**EXERCISE DESCRIPTION:**
The records sit below. Return every line in them that holds the word "twenty".

**DATA FOR PROCESSING:**
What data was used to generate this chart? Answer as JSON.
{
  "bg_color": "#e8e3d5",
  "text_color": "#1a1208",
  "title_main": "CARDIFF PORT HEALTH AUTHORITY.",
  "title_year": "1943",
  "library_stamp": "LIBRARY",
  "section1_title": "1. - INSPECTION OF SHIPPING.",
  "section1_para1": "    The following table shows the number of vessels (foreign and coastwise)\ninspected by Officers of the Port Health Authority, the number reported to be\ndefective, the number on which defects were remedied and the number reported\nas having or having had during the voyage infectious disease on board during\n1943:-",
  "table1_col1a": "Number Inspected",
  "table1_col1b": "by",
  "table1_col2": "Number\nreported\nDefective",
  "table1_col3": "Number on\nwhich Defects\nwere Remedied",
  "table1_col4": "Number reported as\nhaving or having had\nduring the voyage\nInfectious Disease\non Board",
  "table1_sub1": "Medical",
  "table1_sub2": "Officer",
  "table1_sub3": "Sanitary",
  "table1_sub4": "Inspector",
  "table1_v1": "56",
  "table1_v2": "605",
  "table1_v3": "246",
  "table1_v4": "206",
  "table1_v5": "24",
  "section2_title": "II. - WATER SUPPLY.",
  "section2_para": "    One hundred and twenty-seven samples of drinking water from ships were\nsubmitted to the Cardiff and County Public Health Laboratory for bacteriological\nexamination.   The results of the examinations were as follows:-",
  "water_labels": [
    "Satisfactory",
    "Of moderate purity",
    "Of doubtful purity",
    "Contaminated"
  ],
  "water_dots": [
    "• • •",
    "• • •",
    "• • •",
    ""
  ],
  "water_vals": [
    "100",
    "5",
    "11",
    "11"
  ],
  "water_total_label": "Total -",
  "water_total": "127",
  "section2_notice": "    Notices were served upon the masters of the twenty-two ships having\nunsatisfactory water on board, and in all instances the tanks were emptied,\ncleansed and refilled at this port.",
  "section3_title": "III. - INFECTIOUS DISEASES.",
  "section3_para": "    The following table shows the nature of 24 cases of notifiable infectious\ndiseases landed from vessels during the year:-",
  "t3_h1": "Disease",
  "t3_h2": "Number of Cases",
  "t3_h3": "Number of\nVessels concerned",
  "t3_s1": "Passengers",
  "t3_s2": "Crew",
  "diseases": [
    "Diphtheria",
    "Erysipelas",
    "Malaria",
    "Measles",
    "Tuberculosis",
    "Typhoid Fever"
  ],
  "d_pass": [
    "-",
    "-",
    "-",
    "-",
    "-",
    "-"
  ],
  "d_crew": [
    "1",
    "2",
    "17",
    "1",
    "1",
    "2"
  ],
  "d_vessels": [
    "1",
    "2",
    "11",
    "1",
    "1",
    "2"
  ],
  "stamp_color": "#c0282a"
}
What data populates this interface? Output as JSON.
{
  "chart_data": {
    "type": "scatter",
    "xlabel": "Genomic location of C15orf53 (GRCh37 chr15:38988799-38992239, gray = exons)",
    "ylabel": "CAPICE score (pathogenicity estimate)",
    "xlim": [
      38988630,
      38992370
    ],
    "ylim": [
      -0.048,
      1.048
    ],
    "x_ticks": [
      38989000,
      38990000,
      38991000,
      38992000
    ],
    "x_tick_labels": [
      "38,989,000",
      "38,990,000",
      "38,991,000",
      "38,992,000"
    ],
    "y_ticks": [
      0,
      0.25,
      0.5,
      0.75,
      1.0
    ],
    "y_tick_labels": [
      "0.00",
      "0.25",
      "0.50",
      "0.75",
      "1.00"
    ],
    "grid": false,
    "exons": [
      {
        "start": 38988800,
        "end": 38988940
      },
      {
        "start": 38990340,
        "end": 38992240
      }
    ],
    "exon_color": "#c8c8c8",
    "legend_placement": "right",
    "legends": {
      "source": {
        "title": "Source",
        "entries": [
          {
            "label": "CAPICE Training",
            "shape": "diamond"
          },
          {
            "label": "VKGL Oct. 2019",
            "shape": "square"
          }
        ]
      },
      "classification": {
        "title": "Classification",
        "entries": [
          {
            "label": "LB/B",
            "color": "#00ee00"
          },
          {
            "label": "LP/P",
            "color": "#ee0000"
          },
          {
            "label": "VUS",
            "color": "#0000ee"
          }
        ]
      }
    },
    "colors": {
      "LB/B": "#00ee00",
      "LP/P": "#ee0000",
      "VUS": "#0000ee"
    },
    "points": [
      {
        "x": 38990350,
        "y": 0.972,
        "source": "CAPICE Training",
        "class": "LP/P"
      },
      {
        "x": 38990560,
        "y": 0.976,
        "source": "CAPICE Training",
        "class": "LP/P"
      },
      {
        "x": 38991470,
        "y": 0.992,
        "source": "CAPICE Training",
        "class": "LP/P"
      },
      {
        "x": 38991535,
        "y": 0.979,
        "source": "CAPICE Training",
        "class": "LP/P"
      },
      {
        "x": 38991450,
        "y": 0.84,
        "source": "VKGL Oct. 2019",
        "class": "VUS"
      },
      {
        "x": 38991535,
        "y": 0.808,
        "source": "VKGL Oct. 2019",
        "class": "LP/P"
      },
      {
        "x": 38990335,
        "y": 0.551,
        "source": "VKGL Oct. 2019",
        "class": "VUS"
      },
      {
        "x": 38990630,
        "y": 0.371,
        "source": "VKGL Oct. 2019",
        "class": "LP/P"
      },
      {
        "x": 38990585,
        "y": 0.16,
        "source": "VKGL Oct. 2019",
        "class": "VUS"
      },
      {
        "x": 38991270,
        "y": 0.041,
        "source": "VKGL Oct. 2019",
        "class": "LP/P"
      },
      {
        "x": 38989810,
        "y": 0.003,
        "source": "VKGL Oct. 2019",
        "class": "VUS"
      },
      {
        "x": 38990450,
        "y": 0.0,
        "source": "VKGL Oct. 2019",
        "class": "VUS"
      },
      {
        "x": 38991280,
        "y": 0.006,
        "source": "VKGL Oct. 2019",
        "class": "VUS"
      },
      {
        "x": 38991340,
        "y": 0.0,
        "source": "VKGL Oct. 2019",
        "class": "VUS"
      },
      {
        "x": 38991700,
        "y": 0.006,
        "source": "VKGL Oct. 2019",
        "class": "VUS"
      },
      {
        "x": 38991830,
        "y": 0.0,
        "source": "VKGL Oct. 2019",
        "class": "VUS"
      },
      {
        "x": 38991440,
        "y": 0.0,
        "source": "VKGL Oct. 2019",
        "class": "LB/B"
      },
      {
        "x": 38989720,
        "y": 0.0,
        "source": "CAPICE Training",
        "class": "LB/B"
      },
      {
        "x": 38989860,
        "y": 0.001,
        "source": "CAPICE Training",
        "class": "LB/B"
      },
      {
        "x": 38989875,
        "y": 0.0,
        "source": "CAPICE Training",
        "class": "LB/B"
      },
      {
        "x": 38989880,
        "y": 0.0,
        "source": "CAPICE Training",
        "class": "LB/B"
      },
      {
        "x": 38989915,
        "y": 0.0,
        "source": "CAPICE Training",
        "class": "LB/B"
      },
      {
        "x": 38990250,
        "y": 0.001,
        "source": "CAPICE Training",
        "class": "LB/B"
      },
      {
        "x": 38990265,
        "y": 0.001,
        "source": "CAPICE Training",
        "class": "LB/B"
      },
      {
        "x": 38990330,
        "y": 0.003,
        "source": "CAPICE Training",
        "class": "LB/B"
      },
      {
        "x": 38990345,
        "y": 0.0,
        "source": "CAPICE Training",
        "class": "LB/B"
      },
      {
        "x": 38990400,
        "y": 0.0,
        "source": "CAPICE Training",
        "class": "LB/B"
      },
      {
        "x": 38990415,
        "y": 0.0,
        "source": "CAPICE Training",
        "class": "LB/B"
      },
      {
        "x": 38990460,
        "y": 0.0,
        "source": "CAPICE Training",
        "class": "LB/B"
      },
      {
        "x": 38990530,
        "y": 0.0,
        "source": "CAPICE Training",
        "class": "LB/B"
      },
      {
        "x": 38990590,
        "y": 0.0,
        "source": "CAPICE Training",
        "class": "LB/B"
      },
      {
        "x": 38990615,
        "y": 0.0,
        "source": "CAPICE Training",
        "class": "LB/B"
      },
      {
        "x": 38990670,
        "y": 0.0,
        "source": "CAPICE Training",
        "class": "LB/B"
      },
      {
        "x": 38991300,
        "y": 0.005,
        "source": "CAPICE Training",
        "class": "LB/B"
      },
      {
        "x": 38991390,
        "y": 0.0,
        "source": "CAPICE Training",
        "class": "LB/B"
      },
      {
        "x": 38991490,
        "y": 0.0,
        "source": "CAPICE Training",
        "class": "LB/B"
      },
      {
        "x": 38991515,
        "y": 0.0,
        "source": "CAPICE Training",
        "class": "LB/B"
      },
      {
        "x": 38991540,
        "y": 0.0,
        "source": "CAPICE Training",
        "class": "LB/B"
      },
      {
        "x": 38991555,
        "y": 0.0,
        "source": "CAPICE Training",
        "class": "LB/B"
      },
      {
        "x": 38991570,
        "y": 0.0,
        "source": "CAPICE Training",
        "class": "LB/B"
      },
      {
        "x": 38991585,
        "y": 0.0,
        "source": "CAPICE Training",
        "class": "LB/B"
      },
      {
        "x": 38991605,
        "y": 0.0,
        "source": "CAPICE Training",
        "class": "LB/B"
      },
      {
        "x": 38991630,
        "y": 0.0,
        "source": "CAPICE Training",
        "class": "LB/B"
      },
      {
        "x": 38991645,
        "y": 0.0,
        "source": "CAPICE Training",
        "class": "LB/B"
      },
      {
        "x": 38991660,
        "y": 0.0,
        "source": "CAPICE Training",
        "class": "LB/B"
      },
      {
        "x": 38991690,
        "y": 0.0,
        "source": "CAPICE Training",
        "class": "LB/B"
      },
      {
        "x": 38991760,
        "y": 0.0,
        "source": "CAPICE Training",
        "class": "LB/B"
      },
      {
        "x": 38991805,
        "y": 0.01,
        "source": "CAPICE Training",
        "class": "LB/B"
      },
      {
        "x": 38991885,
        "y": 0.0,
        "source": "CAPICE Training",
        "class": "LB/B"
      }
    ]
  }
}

**SOLUTION TO THIS EXERCISE:**
  "section2_para": "    One hundred and twenty-seven samples of drinking water from ships were\nsubmitted to the Cardiff and County Public Health Laboratory for bacteriological\nexamination.   The results of the examinations were as follows:-",
  "section2_notice": "    Notices were served upon the masters of the twenty-two ships having\nunsatisfactory water on board, and in all instances the tanks were emptied,\ncleansed and refilled at this port.",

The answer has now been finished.